TO BE DONE — In the lines starting at the one containing "Patent image size: (867, 553)." and ending at the one containing "The inlet port 46 is at (574, 168).", swap "heat exchanger" for "cooler" and write those lines out again with nothing else changed.

(Extracted records)
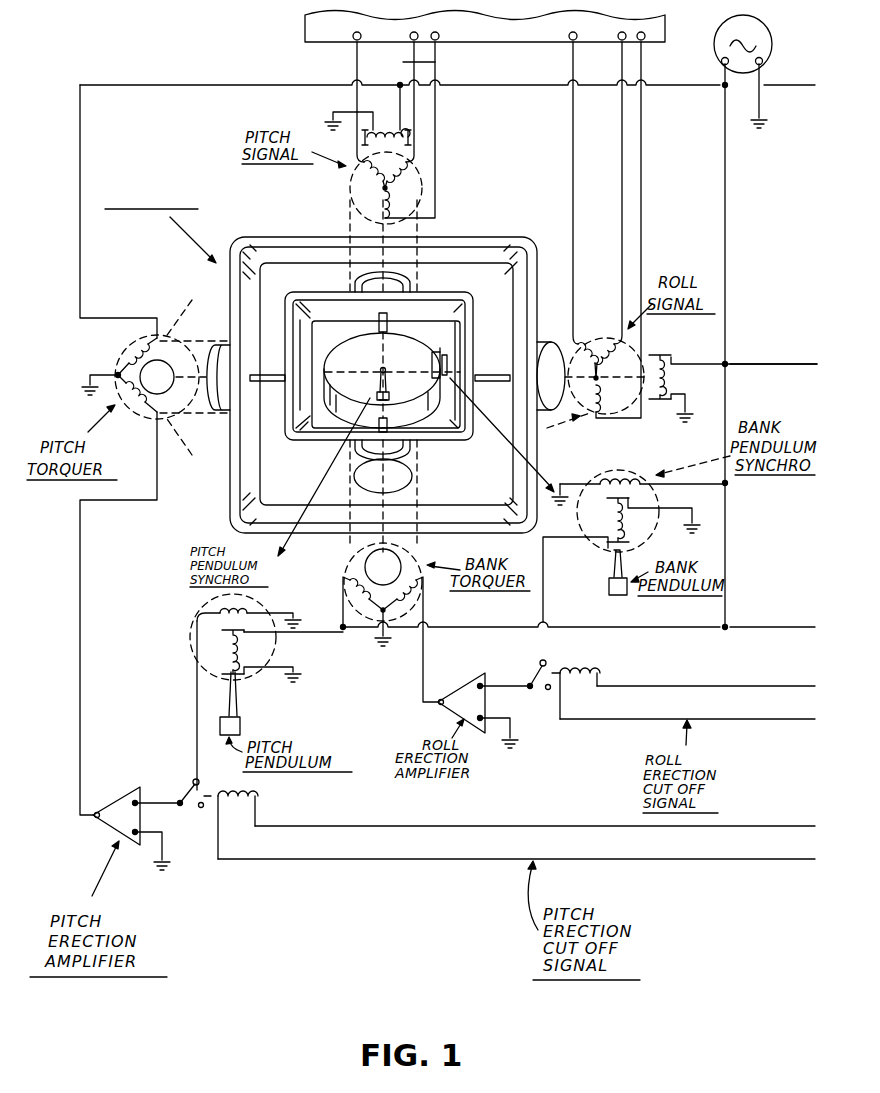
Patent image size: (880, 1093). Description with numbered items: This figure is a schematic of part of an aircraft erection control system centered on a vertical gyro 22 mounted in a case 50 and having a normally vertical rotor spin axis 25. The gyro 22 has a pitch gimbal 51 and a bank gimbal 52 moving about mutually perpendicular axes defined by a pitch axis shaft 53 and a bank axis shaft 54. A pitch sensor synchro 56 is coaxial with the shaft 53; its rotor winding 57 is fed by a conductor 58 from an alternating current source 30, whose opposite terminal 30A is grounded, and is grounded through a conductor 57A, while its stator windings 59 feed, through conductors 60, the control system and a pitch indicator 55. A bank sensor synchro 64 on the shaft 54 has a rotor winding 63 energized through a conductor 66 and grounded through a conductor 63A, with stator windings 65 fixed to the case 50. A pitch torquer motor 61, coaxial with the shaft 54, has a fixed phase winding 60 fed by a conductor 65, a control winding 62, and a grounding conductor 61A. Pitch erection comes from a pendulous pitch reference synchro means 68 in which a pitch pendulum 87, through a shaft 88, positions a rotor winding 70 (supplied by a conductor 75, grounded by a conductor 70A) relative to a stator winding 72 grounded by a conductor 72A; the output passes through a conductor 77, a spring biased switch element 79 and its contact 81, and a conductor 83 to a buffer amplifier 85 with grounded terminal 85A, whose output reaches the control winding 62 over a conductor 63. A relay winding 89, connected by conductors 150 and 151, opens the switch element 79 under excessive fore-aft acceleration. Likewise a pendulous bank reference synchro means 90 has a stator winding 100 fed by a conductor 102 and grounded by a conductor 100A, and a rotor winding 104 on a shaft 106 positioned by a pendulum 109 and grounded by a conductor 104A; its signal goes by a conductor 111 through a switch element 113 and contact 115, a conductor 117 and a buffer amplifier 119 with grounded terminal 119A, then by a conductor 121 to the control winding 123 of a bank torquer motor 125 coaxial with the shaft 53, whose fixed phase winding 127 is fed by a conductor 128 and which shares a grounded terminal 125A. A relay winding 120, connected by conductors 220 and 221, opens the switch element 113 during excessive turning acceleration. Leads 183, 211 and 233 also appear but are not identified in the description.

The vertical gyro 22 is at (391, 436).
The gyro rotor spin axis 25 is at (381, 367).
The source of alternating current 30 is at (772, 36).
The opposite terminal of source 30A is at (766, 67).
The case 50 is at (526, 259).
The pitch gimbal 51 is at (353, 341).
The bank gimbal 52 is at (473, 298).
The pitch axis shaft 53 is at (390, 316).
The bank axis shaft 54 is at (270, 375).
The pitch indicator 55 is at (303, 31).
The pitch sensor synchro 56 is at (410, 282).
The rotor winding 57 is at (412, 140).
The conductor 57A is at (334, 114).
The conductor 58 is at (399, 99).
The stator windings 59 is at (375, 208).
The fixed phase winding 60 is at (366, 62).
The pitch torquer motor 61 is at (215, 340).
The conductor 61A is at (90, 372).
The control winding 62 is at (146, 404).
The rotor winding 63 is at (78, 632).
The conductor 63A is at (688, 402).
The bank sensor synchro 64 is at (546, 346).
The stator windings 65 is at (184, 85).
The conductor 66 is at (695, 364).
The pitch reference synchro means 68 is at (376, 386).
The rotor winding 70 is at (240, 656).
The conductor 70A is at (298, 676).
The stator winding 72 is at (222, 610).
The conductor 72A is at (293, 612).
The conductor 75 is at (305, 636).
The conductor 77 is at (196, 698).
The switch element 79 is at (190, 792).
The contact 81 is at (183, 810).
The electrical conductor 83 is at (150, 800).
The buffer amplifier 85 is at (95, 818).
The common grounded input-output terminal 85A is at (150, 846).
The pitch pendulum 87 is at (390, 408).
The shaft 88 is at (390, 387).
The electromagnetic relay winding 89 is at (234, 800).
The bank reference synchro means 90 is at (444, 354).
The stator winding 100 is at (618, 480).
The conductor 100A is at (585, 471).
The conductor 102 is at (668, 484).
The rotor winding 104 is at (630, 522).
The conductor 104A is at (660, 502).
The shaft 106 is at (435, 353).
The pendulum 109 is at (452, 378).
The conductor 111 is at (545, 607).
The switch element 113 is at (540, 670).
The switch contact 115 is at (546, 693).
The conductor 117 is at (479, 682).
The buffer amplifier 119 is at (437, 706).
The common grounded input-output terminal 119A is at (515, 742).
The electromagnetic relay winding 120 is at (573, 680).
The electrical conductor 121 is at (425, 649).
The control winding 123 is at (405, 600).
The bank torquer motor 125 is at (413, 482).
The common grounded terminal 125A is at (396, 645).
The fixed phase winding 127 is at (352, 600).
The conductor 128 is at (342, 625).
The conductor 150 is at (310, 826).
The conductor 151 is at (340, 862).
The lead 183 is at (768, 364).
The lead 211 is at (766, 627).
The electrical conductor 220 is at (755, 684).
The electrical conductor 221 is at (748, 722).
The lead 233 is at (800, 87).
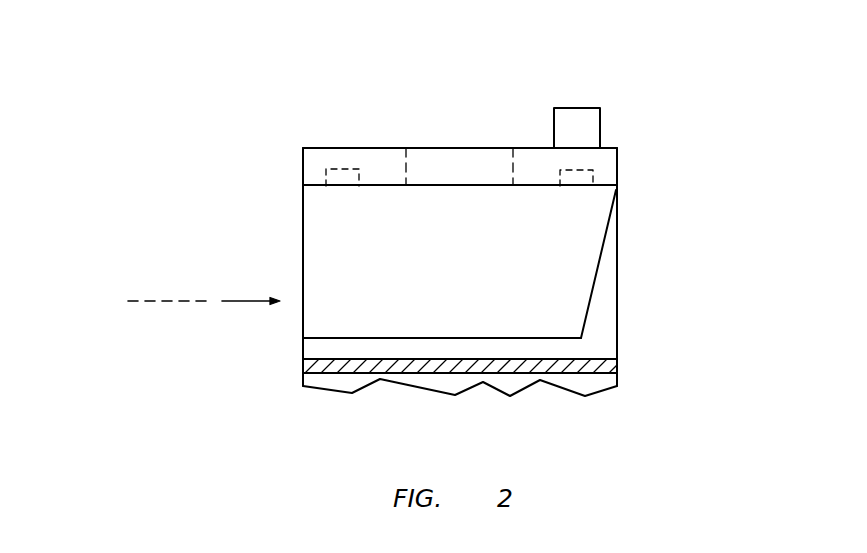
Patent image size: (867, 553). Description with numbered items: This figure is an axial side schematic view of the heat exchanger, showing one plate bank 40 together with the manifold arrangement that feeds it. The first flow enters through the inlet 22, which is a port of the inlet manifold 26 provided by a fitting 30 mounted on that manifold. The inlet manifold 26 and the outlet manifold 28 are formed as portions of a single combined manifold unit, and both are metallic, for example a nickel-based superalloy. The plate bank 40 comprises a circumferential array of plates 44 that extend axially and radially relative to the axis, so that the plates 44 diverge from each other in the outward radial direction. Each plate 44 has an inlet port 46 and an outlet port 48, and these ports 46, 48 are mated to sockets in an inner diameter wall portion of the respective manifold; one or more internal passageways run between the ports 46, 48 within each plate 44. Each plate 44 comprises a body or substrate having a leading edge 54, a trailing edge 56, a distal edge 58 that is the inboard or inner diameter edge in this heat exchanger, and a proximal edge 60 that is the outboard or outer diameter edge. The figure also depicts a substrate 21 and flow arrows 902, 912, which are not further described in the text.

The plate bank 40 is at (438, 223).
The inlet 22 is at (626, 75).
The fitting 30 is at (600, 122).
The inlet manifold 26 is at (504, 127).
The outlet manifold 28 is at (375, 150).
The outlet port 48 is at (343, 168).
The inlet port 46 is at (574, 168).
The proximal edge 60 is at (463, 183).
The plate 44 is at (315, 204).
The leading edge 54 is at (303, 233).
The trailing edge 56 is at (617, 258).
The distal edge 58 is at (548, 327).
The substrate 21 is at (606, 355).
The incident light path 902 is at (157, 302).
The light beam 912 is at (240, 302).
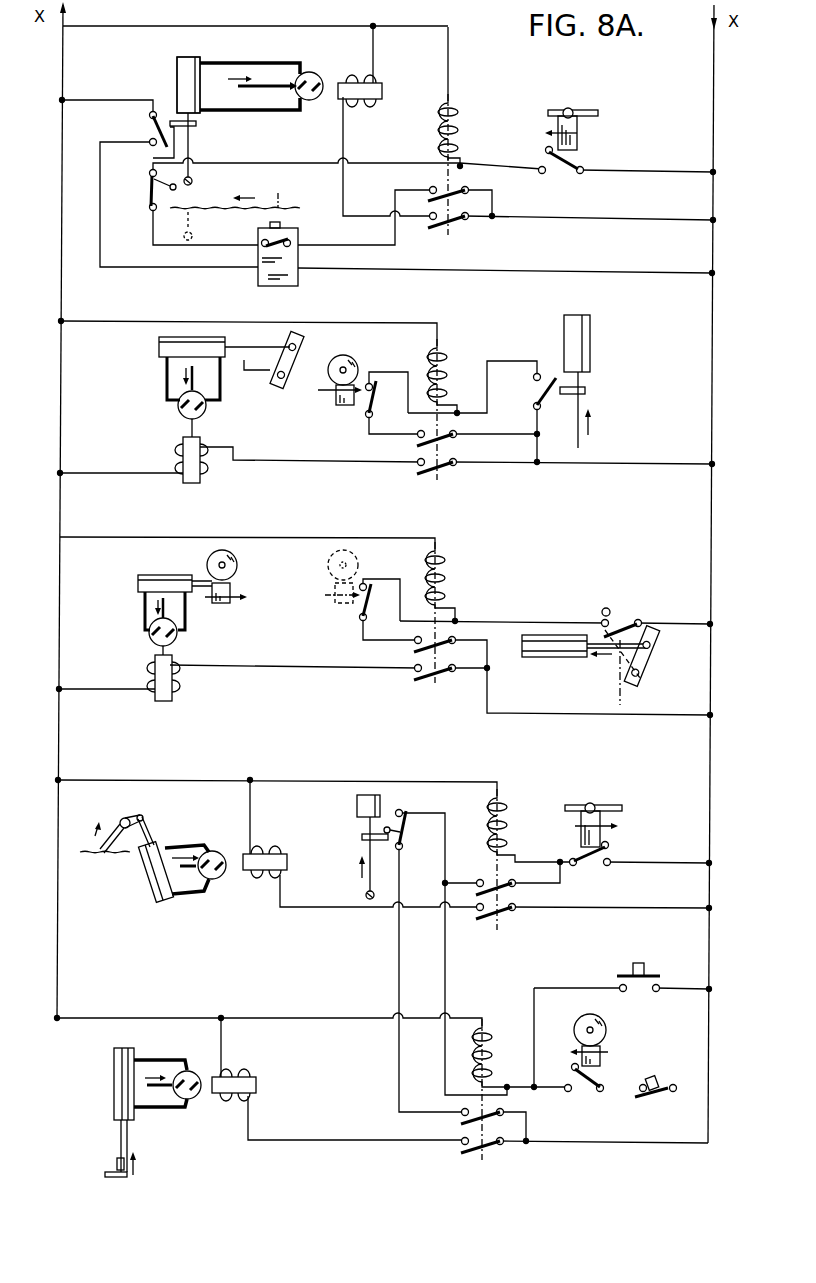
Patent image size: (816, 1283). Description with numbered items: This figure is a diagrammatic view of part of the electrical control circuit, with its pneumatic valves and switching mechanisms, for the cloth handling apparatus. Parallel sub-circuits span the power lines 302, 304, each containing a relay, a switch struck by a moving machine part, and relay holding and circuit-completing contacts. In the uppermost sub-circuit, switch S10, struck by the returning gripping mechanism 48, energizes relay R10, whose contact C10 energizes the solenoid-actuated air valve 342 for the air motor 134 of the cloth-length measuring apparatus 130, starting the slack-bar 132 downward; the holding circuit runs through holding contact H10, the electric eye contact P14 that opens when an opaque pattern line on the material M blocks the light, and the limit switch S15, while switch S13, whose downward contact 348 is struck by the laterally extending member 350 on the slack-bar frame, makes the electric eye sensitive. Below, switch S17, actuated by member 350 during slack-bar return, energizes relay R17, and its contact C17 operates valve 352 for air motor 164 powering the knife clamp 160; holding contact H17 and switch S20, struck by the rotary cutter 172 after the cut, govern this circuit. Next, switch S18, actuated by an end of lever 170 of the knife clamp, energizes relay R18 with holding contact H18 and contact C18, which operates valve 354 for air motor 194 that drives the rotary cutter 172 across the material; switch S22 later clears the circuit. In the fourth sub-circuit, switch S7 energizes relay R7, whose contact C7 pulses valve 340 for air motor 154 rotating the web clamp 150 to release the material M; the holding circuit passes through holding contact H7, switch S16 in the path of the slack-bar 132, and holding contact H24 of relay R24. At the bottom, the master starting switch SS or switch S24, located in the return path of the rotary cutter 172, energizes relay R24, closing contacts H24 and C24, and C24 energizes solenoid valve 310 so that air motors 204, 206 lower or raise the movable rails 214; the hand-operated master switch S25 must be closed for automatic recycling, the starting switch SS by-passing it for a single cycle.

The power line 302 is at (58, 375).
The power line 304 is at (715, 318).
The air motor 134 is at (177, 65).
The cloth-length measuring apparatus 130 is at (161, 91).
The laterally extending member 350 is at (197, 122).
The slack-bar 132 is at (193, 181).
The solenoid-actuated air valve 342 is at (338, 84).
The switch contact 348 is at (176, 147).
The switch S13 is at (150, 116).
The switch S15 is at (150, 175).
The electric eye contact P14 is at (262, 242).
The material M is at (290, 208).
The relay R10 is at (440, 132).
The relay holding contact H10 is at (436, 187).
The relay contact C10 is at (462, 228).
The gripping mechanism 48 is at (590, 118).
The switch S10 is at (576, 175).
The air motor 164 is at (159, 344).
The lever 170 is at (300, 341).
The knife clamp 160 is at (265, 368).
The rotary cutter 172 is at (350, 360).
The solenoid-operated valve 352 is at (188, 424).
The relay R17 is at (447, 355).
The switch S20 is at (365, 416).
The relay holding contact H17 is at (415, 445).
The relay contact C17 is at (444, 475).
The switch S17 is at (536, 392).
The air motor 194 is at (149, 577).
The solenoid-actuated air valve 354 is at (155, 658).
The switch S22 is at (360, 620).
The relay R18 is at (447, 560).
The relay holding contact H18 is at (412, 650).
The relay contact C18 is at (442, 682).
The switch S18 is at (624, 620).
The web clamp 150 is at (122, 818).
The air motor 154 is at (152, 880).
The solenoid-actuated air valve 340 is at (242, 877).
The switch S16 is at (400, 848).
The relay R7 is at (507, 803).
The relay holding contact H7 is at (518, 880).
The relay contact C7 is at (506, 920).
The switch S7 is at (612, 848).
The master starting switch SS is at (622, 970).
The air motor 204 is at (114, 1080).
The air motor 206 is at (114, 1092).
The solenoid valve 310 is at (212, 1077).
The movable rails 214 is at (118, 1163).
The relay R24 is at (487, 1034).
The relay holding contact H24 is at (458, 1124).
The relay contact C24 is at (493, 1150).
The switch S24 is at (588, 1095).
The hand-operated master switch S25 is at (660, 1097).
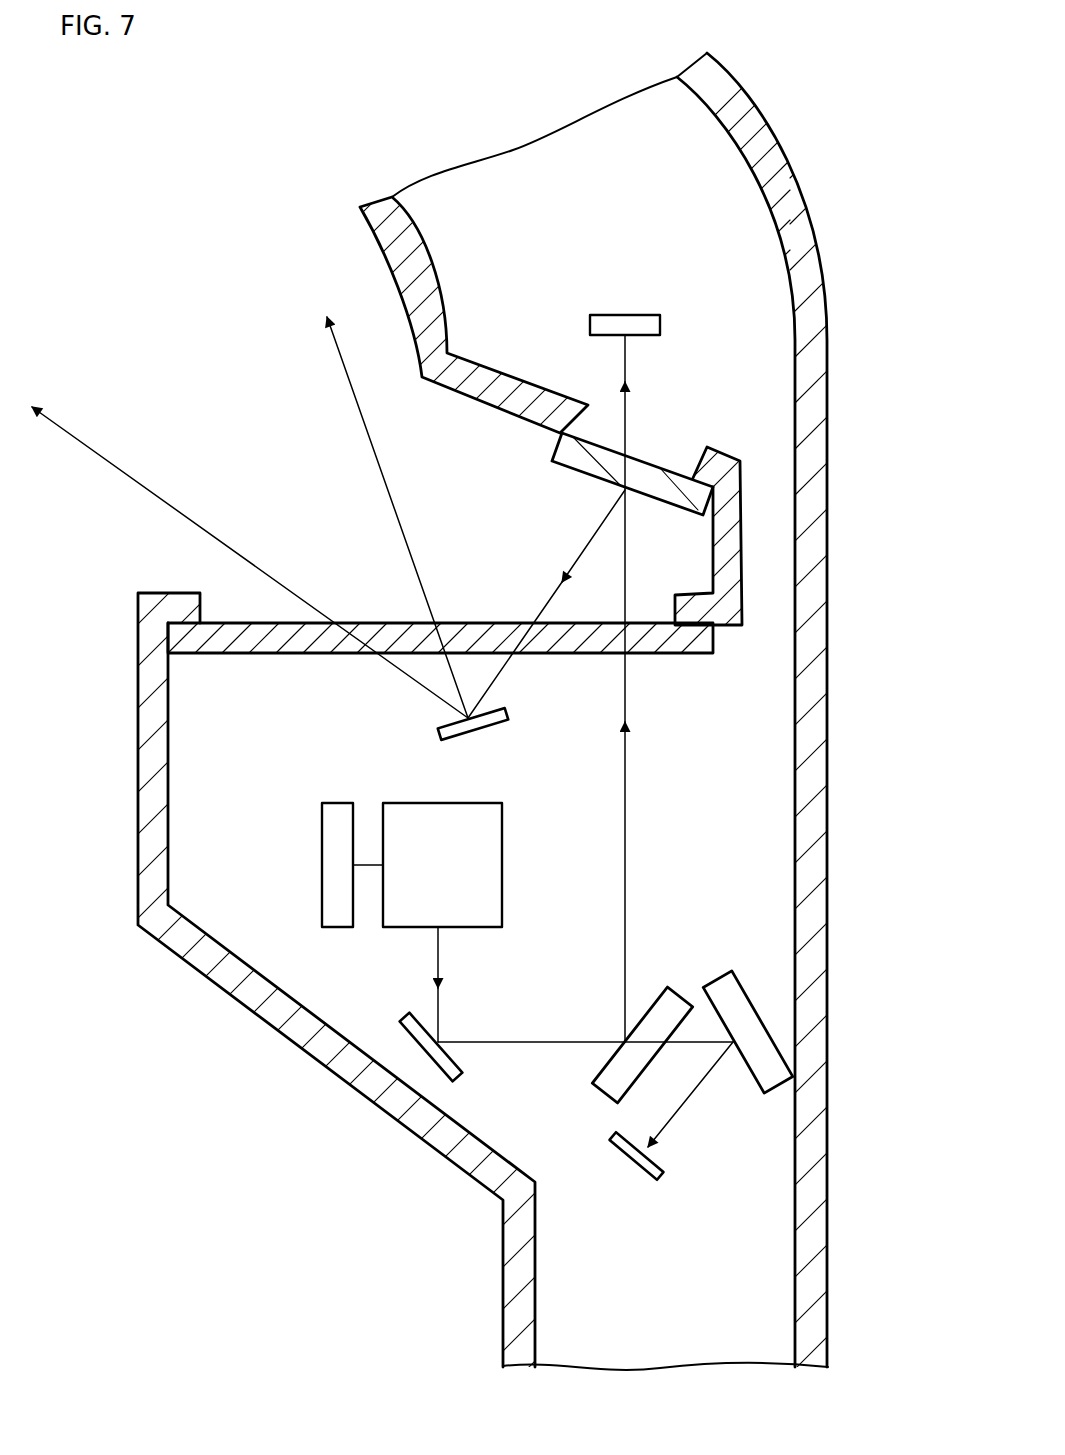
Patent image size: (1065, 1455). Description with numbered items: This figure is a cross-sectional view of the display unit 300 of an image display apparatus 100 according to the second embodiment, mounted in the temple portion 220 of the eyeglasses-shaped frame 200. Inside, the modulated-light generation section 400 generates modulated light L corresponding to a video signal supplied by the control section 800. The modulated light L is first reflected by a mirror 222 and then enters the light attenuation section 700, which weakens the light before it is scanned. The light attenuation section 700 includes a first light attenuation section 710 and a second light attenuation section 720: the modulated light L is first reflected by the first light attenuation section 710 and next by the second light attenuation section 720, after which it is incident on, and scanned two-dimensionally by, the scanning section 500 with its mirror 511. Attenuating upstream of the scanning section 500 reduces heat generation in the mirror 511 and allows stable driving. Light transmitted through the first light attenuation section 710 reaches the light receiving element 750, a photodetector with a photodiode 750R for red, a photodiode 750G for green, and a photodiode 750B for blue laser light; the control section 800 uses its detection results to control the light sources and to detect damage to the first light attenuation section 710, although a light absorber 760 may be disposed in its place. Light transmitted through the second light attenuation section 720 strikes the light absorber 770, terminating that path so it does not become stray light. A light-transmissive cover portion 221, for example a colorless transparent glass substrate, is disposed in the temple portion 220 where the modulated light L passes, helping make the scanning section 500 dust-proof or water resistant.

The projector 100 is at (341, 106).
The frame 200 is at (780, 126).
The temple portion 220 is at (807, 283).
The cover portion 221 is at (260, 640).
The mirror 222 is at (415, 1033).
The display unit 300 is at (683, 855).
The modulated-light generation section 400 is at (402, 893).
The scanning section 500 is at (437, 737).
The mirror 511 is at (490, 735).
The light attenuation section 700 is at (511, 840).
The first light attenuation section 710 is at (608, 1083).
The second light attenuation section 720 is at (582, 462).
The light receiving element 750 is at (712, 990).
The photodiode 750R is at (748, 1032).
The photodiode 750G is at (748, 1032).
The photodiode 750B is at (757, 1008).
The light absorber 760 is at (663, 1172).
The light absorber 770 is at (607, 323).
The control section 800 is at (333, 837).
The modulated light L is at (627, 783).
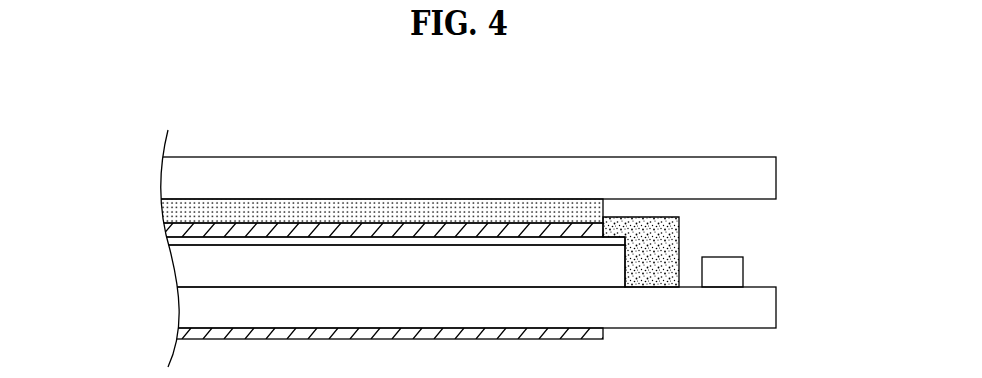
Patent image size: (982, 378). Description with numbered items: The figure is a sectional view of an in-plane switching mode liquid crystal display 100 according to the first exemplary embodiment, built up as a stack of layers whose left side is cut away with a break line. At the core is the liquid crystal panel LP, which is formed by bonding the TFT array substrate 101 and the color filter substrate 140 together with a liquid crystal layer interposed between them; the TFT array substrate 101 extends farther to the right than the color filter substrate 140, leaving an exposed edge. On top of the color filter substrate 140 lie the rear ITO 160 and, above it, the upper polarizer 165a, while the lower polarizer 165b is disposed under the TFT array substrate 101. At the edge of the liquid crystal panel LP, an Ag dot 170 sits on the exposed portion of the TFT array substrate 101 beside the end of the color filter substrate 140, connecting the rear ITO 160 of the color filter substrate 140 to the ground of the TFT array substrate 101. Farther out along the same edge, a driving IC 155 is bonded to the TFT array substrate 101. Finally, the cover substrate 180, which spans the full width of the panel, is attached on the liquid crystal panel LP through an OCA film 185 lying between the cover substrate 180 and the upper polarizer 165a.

ANSWER FOR THE TASK —
Patent image size: (867, 553). Description with numbered items: This figure is an axial side schematic view of the cooler, showing one plate bank 40 together with the manifold arrangement that feeds it. The first flow enters through the inlet 22, which is a port of the inlet manifold 26 provided by a fitting 30 mounted on that manifold. The inlet manifold 26 and the outlet manifold 28 are formed as portions of a single combined manifold unit, and both are metallic, for example a nickel-based superalloy. The plate bank 40 comprises a circumferential array of plates 44 that extend axially and radially relative to the axis, so that the plates 44 diverge from each other in the outward radial direction. Each plate 44 has an inlet port 46 and an outlet port 48, and these ports 46, 48 are mated to sockets in an inner diameter wall portion of the respective manifold; one or more internal passageways run between the ports 46, 48 within each plate 44. Each plate 44 comprises a body or substrate having a leading edge 54, a trailing edge 56, a distal edge 58 that is the inboard or inner diameter edge in this cooler, and a proximal edge 60 that is the outboard or outer diameter edge. The figure also depicts a substrate 21 and flow arrows 902, 912, which are not further described in the text.

The plate bank 40 is at (438, 223).
The inlet 22 is at (626, 75).
The fitting 30 is at (600, 122).
The inlet manifold 26 is at (504, 127).
The outlet manifold 28 is at (375, 150).
The outlet port 48 is at (343, 168).
The inlet port 46 is at (574, 168).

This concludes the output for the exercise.